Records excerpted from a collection
* START *

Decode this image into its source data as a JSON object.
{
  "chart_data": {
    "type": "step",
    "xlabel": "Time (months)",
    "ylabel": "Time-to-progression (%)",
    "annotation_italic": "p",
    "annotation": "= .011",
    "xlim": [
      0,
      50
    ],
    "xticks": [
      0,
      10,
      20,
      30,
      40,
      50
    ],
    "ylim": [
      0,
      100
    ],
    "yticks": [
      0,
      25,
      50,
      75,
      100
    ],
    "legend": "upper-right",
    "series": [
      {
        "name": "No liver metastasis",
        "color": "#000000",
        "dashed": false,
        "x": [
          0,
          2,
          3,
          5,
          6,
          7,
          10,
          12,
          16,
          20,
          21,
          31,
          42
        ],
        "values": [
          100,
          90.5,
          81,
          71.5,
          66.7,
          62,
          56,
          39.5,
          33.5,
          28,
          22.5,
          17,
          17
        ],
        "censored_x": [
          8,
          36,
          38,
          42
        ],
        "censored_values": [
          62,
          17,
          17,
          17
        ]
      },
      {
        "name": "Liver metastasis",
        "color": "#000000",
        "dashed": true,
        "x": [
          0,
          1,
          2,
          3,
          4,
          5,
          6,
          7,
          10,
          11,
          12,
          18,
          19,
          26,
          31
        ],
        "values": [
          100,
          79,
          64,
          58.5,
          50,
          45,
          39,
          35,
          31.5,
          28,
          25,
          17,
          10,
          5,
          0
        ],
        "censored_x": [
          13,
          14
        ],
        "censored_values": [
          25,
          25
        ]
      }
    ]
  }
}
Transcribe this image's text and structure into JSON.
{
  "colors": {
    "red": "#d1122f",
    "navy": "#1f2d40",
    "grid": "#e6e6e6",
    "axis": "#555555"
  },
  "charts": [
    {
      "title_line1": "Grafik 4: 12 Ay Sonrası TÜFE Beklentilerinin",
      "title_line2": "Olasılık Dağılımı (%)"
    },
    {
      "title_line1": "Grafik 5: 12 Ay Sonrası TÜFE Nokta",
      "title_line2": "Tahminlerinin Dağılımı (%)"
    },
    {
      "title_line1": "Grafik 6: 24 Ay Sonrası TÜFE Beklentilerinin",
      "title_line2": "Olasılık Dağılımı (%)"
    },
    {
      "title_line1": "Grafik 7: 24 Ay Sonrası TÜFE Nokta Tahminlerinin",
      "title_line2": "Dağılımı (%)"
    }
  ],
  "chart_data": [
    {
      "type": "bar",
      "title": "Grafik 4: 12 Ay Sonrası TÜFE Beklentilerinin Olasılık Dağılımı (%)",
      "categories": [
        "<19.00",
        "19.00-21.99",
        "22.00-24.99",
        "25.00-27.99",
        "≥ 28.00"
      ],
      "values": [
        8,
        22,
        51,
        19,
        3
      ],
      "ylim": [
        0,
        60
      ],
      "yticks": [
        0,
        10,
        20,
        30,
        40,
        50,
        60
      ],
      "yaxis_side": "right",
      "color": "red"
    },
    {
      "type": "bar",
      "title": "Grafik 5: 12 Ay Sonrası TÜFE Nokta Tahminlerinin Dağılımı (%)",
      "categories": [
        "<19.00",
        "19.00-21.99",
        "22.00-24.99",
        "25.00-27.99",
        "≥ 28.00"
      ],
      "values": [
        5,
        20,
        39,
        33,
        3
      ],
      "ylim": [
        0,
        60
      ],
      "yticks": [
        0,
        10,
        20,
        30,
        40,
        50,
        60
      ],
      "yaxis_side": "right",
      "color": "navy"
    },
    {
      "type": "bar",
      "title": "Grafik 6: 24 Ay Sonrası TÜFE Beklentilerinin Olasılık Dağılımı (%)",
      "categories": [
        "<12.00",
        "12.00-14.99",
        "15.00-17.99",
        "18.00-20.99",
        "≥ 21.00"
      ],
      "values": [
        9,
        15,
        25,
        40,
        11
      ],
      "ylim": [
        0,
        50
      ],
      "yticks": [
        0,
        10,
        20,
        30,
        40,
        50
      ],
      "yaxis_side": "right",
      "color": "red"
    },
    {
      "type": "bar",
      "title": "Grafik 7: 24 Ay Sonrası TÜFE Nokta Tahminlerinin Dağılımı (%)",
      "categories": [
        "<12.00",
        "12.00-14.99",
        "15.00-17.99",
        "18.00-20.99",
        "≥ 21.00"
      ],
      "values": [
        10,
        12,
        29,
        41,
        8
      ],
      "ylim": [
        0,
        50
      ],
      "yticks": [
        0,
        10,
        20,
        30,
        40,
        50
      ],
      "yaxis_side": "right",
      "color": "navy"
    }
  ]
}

* END *

- **TASK INSTRUCTIONS**: Give all the entries again exactly; leave none out.

- **ANSWER TO THE PROBLEM**:
Decode this image into its source data as a JSON object.
{
  "chart_data": {
    "type": "step",
    "xlabel": "Time (months)",
    "ylabel": "Time-to-progression (%)",
    "annotation_italic": "p",
    "annotation": "= .011",
    "xlim": [
      0,
      50
    ],
    "xticks": [
      0,
      10,
      20,
      30,
      40,
      50
    ],
    "ylim": [
      0,
      100
    ],
    "yticks": [
      0,
      25,
      50,
      75,
      100
    ],
    "legend": "upper-right",
    "series": [
      {
        "name": "No liver metastasis",
        "color": "#000000",
        "dashed": false,
        "x": [
          0,
          2,
          3,
          5,
          6,
          7,
          10,
          12,
          16,
          20,
          21,
          31,
          42
        ],
        "values": [
          100,
          90.5,
          81,
          71.5,
          66.7,
          62,
          56,
          39.5,
          33.5,
          28,
          22.5,
          17,
          17
        ],
        "censored_x": [
          8,
          36,
          38,
          42
        ],
        "censored_values": [
          62,
          17,
          17,
          17
        ]
      },
      {
        "name": "Liver metastasis",
        "color": "#000000",
        "dashed": true,
        "x": [
          0,
          1,
          2,
          3,
          4,
          5,
          6,
          7,
          10,
          11,
          12,
          18,
          19,
          26,
          31
        ],
        "values": [
          100,
          79,
          64,
          58.5,
          50,
          45,
          39,
          35,
          31.5,
          28,
          25,
          17,
          10,
          5,
          0
        ],
        "censored_x": [
          13,
          14
        ],
        "censored_values": [
          25,
          25
        ]
      }
    ]
  }
}
Transcribe this image's text and structure into JSON.
{
  "colors": {
    "red": "#d1122f",
    "navy": "#1f2d40",
    "grid": "#e6e6e6",
    "axis": "#555555"
  },
  "charts": [
    {
      "title_line1": "Grafik 4: 12 Ay Sonrası TÜFE Beklentilerinin",
      "title_line2": "Olasılık Dağılımı (%)"
    },
    {
      "title_line1": "Grafik 5: 12 Ay Sonrası TÜFE Nokta",
      "title_line2": "Tahminlerinin Dağılımı (%)"
    },
    {
      "title_line1": "Grafik 6: 24 Ay Sonrası TÜFE Beklentilerinin",
      "title_line2": "Olasılık Dağılımı (%)"
    },
    {
      "title_line1": "Grafik 7: 24 Ay Sonrası TÜFE Nokta Tahminlerinin",
      "title_line2": "Dağılımı (%)"
    }
  ],
  "chart_data": [
    {
      "type": "bar",
      "title": "Grafik 4: 12 Ay Sonrası TÜFE Beklentilerinin Olasılık Dağılımı (%)",
      "categories": [
        "<19.00",
        "19.00-21.99",
        "22.00-24.99",
        "25.00-27.99",
        "≥ 28.00"
      ],
      "values": [
        8,
        22,
        51,
        19,
        3
      ],
      "ylim": [
        0,
        60
      ],
      "yticks": [
        0,
        10,
        20,
        30,
        40,
        50,
        60
      ],
      "yaxis_side": "right",
      "color": "red"
    },
    {
      "type": "bar",
      "title": "Grafik 5: 12 Ay Sonrası TÜFE Nokta Tahminlerinin Dağılımı (%)",
      "categories": [
        "<19.00",
        "19.00-21.99",
        "22.00-24.99",
        "25.00-27.99",
        "≥ 28.00"
      ],
      "values": [
        5,
        20,
        39,
        33,
        3
      ],
      "ylim": [
        0,
        60
      ],
      "yticks": [
        0,
        10,
        20,
        30,
        40,
        50,
        60
      ],
      "yaxis_side": "right",
      "color": "navy"
    },
    {
      "type": "bar",
      "title": "Grafik 6: 24 Ay Sonrası TÜFE Beklentilerinin Olasılık Dağılımı (%)",
      "categories": [
        "<12.00",
        "12.00-14.99",
        "15.00-17.99",
        "18.00-20.99",
        "≥ 21.00"
      ],
      "values": [
        9,
        15,
        25,
        40,
        11
      ],
      "ylim": [
        0,
        50
      ],
      "yticks": [
        0,
        10,
        20,
        30,
        40,
        50
      ],
      "yaxis_side": "right",
      "color": "red"
    },
    {
      "type": "bar",
      "title": "Grafik 7: 24 Ay Sonrası TÜFE Nokta Tahminlerinin Dağılımı (%)",
      "categories": [
        "<12.00",
        "12.00-14.99",
        "15.00-17.99",
        "18.00-20.99",
        "≥ 21.00"
      ],
      "values": [
        10,
        12,
        29,
        41,
        8
      ],
      "ylim": [
        0,
        50
      ],
      "yticks": [
        0,
        10,
        20,
        30,
        40,
        50
      ],
      "yaxis_side": "right",
      "color": "navy"
    }
  ]
}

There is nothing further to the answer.